Le mardi 29 mars 2016 à 09:43 -0700, 博陈 a écrit :
> I tried the built-in profiler, and find that the problem lies in
> lines I end  with ******, the result is shown below:
> that proved my guess, how can I pre-allocate these arrays? If I don't
> want to divide this code into several parts that calculate these
> arrays separately. 
Can you show us which lines the numbers correspond to? There's no line
211 in the script you posted.


Regards

> | lines | backtrace |
> |   169 |      9011 |  ***********
> |   173 |      1552 |
> |   175 |      2604 |
> |   179 |      2906 |
> |   181 |      1541 |
> |   192 |      4458 |
> |   211 |     13332 ************|
> |   214 |      8431 |************
> |   218 |     15871 |***********
> |   221 |      2538 |
> 
> > Have you tried:
> > 
> > (a) calling @code_typewarn on your function
> > (b) using the built-in profiler?
> > 
> > 
> > On Tue, Mar 29, 2016 at 9:23 AM, 博陈 <chenph...@gmail.com> wrote:
> > > First of all, have a look at the result.

Stored dataset items

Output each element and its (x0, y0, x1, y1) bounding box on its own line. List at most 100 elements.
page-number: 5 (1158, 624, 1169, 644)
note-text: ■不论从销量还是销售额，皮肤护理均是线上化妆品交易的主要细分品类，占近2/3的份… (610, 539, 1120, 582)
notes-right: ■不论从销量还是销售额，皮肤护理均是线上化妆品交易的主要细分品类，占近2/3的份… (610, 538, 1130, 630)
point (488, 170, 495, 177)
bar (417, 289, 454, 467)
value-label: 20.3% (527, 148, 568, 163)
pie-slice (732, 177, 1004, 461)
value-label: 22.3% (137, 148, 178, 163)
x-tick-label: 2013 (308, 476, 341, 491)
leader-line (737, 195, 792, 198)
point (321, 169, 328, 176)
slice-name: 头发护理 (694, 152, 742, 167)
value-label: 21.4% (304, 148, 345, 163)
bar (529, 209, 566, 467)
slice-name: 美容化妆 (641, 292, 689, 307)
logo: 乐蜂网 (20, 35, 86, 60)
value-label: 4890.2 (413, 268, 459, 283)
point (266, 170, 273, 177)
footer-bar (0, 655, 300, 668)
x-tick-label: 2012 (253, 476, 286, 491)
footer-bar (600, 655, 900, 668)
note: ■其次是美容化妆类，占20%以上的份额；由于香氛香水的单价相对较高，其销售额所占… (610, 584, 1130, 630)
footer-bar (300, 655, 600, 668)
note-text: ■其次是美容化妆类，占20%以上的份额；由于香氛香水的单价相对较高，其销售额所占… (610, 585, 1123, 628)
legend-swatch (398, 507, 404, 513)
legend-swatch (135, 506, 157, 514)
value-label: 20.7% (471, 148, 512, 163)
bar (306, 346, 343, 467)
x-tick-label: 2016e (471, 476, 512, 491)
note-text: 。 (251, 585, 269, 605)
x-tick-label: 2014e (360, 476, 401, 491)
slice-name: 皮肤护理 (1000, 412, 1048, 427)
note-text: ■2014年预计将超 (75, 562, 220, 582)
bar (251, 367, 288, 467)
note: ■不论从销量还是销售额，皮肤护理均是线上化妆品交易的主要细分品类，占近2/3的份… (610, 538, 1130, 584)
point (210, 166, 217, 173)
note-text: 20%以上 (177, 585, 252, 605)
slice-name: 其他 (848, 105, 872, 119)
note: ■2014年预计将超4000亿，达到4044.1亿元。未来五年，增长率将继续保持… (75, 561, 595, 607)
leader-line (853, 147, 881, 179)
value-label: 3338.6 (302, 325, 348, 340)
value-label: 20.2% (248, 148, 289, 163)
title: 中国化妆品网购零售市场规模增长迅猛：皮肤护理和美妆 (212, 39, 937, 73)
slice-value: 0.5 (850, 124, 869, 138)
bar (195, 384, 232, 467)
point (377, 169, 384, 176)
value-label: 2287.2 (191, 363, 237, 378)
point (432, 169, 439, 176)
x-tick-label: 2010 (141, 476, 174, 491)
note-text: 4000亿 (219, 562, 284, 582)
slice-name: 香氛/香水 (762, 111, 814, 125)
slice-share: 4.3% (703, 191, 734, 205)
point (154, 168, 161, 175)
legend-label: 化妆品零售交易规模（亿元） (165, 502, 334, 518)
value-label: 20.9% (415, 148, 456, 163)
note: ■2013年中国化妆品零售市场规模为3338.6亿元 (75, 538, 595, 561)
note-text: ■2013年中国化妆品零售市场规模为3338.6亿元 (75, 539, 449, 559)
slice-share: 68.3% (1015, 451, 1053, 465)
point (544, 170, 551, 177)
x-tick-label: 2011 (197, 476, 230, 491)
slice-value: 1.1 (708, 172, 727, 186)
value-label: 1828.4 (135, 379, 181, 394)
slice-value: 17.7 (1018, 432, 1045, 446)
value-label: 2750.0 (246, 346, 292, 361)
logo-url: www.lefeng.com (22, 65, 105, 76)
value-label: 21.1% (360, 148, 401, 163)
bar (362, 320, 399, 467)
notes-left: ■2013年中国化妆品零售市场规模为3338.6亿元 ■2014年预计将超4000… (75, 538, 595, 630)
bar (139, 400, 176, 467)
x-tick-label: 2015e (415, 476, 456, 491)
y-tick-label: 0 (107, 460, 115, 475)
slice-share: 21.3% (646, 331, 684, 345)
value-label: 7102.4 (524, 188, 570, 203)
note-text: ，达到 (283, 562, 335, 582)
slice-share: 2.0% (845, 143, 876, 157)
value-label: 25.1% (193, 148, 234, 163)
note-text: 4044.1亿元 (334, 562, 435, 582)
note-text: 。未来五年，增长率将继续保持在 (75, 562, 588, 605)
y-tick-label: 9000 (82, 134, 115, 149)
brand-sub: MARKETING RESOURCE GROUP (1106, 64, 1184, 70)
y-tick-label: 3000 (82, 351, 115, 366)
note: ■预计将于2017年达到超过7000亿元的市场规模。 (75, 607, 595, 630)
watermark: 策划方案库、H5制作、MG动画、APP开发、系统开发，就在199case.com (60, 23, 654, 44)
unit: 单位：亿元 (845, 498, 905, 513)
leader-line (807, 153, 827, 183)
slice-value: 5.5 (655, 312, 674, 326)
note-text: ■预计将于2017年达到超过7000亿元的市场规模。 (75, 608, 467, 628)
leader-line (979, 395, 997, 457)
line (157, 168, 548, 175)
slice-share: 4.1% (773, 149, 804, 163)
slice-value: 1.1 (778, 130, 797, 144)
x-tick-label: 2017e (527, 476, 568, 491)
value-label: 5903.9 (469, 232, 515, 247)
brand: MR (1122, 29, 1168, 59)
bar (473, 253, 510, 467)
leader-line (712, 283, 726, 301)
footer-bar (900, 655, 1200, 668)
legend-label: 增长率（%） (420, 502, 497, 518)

◆ Requirement 1 ◆
In the profiler thread, which line number does the person replying say is missing from the posted script?
◆ Requirement 2 ◆
Using the profiler thread, explain why the person replying asks which lines the numbers correspond to.
◆ Requirement 3 ◆
Transcribe the profiler thread starting at "Le mardi 29" and ending at "script you posted.".

◆ Finished answer 1 ◆
Line 211.

◆ Finished answer 2 ◆
The profiler output lists line 211, but there is no line 211 in the script that was posted. The person replying can't match the numbers to the code without knowing which lines they refer to.

◆ Finished answer 3 ◆
Le mardi 29 mars 2016 à 09:43 -0700, 博陈 a écrit :
> I tried the built-in profiler, and find that the problem lies in
> lines I end  with ******, the result is shown below:
> that proved my guess, how can I pre-allocate these arrays? If I don't
> want to divide this code into several parts that calculate these
> arrays separately. 
Can you show us which lines the numbers correspond to? There's no line
211 in the script you posted.